Exercise description - Arrange every line of the listing below as a numbered list, leaving out any blank lines.

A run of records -
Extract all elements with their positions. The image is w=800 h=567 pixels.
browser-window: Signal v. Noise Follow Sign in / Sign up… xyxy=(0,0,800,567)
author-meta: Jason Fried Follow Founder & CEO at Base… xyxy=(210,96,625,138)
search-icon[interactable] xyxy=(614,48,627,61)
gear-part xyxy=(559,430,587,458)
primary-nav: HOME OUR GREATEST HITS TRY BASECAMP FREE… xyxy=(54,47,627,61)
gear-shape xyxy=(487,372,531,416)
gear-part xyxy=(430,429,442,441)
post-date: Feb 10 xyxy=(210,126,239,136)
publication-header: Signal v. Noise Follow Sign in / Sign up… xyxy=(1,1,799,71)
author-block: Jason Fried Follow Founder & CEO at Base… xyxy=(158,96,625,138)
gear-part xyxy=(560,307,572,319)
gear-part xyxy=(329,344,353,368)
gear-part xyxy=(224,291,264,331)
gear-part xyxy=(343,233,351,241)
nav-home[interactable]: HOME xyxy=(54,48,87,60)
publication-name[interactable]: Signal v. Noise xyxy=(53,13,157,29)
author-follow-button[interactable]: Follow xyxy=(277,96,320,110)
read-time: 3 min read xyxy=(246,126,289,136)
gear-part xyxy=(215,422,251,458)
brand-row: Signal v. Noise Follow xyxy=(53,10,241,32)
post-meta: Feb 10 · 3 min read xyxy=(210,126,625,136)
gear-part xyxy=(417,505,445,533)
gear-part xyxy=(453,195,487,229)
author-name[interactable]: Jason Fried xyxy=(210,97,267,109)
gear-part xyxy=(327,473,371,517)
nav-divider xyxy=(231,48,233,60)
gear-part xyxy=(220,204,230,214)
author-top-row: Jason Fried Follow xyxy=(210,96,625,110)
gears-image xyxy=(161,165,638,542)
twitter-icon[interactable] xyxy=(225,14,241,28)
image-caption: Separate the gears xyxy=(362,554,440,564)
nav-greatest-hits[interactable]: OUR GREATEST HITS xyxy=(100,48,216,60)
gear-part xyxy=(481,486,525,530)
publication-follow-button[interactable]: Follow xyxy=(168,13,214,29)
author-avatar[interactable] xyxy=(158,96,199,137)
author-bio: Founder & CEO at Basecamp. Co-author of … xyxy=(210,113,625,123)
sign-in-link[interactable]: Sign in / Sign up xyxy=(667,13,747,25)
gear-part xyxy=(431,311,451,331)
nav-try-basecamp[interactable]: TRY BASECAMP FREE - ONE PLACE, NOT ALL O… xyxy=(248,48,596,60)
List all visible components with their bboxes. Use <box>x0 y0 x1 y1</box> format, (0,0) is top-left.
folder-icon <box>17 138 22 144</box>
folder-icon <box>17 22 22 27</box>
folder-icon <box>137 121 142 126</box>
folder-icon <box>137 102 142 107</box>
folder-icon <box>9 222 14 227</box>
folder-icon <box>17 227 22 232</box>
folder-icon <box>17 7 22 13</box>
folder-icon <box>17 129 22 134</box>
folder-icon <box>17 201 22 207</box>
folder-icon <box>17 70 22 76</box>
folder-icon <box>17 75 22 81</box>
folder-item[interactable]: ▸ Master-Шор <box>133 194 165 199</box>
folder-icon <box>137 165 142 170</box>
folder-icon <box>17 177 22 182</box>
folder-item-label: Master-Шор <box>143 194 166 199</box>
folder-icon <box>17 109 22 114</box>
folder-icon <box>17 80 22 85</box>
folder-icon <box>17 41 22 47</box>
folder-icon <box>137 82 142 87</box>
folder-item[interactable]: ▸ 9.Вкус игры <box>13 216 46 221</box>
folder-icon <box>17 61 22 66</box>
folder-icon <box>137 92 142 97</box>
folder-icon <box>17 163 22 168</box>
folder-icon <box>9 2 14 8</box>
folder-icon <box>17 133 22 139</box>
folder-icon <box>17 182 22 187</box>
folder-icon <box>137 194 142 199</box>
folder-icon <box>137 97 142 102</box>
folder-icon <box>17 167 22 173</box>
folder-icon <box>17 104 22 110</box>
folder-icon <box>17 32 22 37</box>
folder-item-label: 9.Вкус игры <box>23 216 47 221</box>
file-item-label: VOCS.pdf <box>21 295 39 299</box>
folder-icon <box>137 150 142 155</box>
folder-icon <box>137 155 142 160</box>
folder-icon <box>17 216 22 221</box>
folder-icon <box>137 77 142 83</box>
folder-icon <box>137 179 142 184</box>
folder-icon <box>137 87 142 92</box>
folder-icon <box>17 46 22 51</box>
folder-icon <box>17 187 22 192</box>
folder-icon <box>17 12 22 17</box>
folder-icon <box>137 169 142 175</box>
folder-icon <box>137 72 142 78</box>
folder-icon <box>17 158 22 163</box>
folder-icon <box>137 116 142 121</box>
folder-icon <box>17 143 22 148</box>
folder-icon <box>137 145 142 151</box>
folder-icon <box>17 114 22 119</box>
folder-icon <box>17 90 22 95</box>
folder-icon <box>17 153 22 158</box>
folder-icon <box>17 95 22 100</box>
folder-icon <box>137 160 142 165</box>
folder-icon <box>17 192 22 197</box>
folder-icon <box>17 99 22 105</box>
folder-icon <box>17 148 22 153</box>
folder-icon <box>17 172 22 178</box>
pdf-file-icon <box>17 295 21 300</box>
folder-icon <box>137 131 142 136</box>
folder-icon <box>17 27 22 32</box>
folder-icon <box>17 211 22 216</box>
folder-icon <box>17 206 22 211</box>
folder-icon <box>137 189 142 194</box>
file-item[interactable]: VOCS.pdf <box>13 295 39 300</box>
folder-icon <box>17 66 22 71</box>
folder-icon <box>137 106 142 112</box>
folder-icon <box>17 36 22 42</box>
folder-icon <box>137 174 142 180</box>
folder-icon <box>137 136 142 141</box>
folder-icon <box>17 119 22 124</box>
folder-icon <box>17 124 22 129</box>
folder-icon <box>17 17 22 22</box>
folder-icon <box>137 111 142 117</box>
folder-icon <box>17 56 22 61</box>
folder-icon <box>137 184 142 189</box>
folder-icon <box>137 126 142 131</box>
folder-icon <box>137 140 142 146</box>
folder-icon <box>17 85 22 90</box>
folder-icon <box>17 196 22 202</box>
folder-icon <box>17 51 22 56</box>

Response to this task -
1. Extract all elements with their positions. The image is w=800 h=567 pixels.
2. browser-window: Signal v. Noise Follow Sign in / Sign up… xyxy=(0,0,800,567)
3. author-meta: Jason Fried Follow Founder & CEO at Base… xyxy=(210,96,625,138)
4. search-icon[interactable] xyxy=(614,48,627,61)
5. gear-part xyxy=(559,430,587,458)
6. primary-nav: HOME OUR GREATEST HITS TRY BASECAMP FREE… xyxy=(54,47,627,61)
7. gear-shape xyxy=(487,372,531,416)
8. gear-part xyxy=(430,429,442,441)
9. post-date: Feb 10 xyxy=(210,126,239,136)
10. publication-header: Signal v. Noise Follow Sign in / Sign up… xyxy=(1,1,799,71)
11. author-block: Jason Fried Follow Founder & CEO at Base… xyxy=(158,96,625,138)
12. gear-part xyxy=(560,307,572,319)
13. gear-part xyxy=(329,344,353,368)
14. gear-part xyxy=(224,291,264,331)
15. gear-part xyxy=(343,233,351,241)
16. nav-home[interactable]: HOME xyxy=(54,48,87,60)
17. publication-name[interactable]: Signal v. Noise xyxy=(53,13,157,29)
18. author-follow-button[interactable]: Follow xyxy=(277,96,320,110)
19. read-time: 3 min read xyxy=(246,126,289,136)
20. gear-part xyxy=(215,422,251,458)
21. brand-row: Signal v. Noise Follow xyxy=(53,10,241,32)
22. post-meta: Feb 10 · 3 min read xyxy=(210,126,625,136)
23. gear-part xyxy=(417,505,445,533)
24. gear-part xyxy=(453,195,487,229)
25. author-name[interactable]: Jason Fried xyxy=(210,97,267,109)
26. gear-part xyxy=(327,473,371,517)
27. nav-divider xyxy=(231,48,233,60)
28. gear-part xyxy=(220,204,230,214)
29. author-top-row: Jason Fried Follow xyxy=(210,96,625,110)
30. gears-image xyxy=(161,165,638,542)
31. twitter-icon[interactable] xyxy=(225,14,241,28)
32. image-caption: Separate the gears xyxy=(362,554,440,564)
33. nav-greatest-hits[interactable]: OUR GREATEST HITS xyxy=(100,48,216,60)
34. gear-part xyxy=(481,486,525,530)
35. publication-follow-button[interactable]: Follow xyxy=(168,13,214,29)
36. author-avatar[interactable] xyxy=(158,96,199,137)
37. author-bio: Founder & CEO at Basecamp. Co-author of … xyxy=(210,113,625,123)
38. sign-in-link[interactable]: Sign in / Sign up xyxy=(667,13,747,25)
39. gear-part xyxy=(431,311,451,331)
40. nav-try-basecamp[interactable]: TRY BASECAMP FREE - ONE PLACE, NOT ALL O… xyxy=(248,48,596,60)
41. List all visible components with their bboxes. Use <box>x0 y0 x1 y1</box> format, (0,0) is top-left.
42. folder-icon <box>17 138 22 144</box>
43. folder-icon <box>17 22 22 27</box>
44. folder-icon <box>137 121 142 126</box>
45. folder-icon <box>137 102 142 107</box>
46. folder-icon <box>9 222 14 227</box>
47. folder-icon <box>17 227 22 232</box>
48. folder-icon <box>17 7 22 13</box>
49. folder-icon <box>17 129 22 134</box>
50. folder-icon <box>17 201 22 207</box>
51. folder-icon <box>17 70 22 76</box>
52. folder-icon <box>17 75 22 81</box>
53. folder-item[interactable]: ▸ Master-Шор <box>133 194 165 199</box>
54. folder-icon <box>137 165 142 170</box>
55. folder-icon <box>17 177 22 182</box>
56. folder-item-label: Master-Шор <box>143 194 166 199</box>
57. folder-icon <box>17 109 22 114</box>
58. folder-icon <box>17 80 22 85</box>
59. folder-icon <box>17 41 22 47</box>
60. folder-icon <box>137 82 142 87</box>
61. folder-item[interactable]: ▸ 9.Вкус игры <box>13 216 46 221</box>
62. folder-icon <box>17 61 22 66</box>
63. folder-icon <box>137 92 142 97</box>
64. folder-icon <box>17 163 22 168</box>
65. folder-icon <box>9 2 14 8</box>
66. folder-icon <box>17 133 22 139</box>
67. folder-icon <box>17 182 22 187</box>
68. folder-icon <box>137 194 142 199</box>
69. folder-icon <box>137 97 142 102</box>
70. folder-icon <box>17 167 22 173</box>
71. folder-icon <box>17 104 22 110</box>
72. folder-icon <box>17 32 22 37</box>
73. folder-item-label: 9.Вкус игры <box>23 216 47 221</box>
74. file-item-label: VOCS.pdf <box>21 295 39 299</box>
75. folder-icon <box>137 150 142 155</box>
76. folder-icon <box>137 155 142 160</box>
77. folder-icon <box>17 216 22 221</box>
78. folder-icon <box>137 77 142 83</box>
79. folder-icon <box>137 179 142 184</box>
80. folder-icon <box>137 87 142 92</box>
81. folder-icon <box>17 46 22 51</box>
82. folder-icon <box>17 187 22 192</box>
83. folder-icon <box>17 12 22 17</box>
84. folder-icon <box>137 169 142 175</box>
85. folder-icon <box>137 72 142 78</box>
86. folder-icon <box>17 158 22 163</box>
87. folder-icon <box>137 116 142 121</box>
88. folder-icon <box>17 143 22 148</box>
89. folder-icon <box>137 145 142 151</box>
90. folder-icon <box>17 114 22 119</box>
91. folder-icon <box>17 90 22 95</box>
92. folder-icon <box>17 153 22 158</box>
93. folder-icon <box>17 95 22 100</box>
94. folder-icon <box>137 160 142 165</box>
95. folder-icon <box>17 192 22 197</box>
96. folder-icon <box>17 99 22 105</box>
97. folder-icon <box>17 148 22 153</box>
98. folder-icon <box>17 172 22 178</box>
99. pdf-file-icon <box>17 295 21 300</box>
100. folder-icon <box>137 131 142 136</box>
101. folder-icon <box>17 27 22 32</box>
102. folder-icon <box>17 211 22 216</box>
103. folder-icon <box>17 206 22 211</box>
104. folder-icon <box>137 189 142 194</box>
105. file-item[interactable]: VOCS.pdf <box>13 295 39 300</box>
106. folder-icon <box>17 66 22 71</box>
107. folder-icon <box>137 106 142 112</box>
108. folder-icon <box>17 36 22 42</box>
109. folder-icon <box>137 174 142 180</box>
110. folder-icon <box>137 136 142 141</box>
111. folder-icon <box>17 119 22 124</box>
112. folder-icon <box>17 124 22 129</box>
113. folder-icon <box>17 17 22 22</box>
114. folder-icon <box>137 111 142 117</box>
115. folder-icon <box>17 56 22 61</box>
116. folder-icon <box>137 184 142 189</box>
117. folder-icon <box>137 126 142 131</box>
118. folder-icon <box>137 140 142 146</box>
119. folder-icon <box>17 85 22 90</box>
120. folder-icon <box>17 196 22 202</box>
121. folder-icon <box>17 51 22 56</box>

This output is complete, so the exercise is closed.